WHAT IS NEEDED
Scan the entries below and extract each line with the word "TetherUS" in it.
--- START OF DATA EXCERPTS ---
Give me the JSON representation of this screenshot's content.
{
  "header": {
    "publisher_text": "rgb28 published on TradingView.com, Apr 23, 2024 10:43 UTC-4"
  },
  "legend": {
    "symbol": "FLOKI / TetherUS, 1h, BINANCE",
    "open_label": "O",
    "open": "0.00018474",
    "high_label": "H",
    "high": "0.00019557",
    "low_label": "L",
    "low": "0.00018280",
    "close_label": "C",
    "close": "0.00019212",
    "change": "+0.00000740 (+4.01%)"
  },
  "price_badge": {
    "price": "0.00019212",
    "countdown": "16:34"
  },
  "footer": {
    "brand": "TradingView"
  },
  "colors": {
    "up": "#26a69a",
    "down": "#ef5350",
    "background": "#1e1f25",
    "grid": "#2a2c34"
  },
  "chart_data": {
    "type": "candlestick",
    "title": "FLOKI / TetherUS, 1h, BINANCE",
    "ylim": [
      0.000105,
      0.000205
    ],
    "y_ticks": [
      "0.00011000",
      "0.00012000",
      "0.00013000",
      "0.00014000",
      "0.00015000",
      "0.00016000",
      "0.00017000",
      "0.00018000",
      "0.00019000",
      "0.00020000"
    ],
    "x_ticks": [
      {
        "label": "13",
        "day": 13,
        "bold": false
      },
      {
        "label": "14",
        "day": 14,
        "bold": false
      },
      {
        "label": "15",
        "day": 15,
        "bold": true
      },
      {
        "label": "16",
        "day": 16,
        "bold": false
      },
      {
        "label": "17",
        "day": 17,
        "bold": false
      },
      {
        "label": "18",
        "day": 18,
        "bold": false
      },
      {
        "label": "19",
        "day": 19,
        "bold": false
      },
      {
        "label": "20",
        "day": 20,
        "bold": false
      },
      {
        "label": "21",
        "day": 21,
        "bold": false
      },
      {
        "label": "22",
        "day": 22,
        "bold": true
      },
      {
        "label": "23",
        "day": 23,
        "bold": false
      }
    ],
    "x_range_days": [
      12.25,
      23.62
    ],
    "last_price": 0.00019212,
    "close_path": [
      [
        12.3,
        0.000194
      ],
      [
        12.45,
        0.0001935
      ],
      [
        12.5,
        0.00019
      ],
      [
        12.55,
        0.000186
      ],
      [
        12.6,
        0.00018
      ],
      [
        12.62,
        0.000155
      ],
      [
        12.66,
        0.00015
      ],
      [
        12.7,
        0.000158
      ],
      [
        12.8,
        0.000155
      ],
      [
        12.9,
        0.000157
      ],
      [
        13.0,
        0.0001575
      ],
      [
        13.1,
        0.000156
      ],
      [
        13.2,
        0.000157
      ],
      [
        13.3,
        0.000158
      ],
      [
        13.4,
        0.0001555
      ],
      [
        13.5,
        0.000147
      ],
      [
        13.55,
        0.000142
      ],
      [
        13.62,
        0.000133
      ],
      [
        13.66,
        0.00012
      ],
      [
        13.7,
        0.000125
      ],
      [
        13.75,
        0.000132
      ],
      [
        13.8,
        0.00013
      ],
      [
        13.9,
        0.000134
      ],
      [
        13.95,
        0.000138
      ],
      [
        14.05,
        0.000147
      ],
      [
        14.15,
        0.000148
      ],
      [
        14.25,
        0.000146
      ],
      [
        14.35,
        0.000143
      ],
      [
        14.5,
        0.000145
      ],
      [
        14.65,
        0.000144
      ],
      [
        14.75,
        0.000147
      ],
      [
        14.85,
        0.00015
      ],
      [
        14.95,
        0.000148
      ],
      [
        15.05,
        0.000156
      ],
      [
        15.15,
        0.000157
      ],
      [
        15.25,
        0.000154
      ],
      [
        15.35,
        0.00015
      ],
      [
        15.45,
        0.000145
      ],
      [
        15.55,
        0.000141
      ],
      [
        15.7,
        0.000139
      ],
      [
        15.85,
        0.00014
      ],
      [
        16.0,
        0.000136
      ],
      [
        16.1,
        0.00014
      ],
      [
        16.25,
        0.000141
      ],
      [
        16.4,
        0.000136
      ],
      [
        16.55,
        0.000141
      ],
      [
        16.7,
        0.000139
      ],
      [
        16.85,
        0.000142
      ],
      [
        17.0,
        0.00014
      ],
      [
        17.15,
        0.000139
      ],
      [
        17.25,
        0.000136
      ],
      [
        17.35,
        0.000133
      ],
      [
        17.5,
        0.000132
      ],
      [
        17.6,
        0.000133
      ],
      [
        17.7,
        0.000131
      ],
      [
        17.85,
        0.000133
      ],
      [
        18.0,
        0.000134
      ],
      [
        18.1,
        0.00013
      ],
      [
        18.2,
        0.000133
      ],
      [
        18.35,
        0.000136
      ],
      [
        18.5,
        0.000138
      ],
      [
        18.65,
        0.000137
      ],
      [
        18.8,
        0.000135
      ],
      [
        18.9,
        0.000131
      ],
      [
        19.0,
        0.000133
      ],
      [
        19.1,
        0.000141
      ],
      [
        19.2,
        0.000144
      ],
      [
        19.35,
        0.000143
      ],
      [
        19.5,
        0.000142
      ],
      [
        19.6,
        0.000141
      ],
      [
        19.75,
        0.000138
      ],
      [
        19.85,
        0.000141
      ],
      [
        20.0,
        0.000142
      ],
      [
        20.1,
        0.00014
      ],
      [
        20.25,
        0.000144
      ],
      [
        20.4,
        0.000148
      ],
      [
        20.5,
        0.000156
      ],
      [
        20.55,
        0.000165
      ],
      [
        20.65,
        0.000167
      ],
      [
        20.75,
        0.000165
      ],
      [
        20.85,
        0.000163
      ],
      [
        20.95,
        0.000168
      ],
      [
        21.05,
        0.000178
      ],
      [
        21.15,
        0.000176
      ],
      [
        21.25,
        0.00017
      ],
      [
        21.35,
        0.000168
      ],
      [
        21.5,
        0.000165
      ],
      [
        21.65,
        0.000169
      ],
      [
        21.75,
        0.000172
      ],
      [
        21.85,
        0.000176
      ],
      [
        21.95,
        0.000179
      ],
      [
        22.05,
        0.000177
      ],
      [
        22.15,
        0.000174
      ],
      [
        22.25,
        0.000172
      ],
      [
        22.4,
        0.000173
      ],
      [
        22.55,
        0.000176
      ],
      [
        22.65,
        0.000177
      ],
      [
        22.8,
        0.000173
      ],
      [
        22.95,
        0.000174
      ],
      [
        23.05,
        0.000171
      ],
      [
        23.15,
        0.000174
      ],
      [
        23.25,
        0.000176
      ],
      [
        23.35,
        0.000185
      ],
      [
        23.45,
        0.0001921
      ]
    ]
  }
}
--- END OF DATA EXCERPTS ---
COMPLETE ANSWER
    "symbol": "FLOKI / TetherUS, 1h, BINANCE",
    "title": "FLOKI / TetherUS, 1h, BINANCE",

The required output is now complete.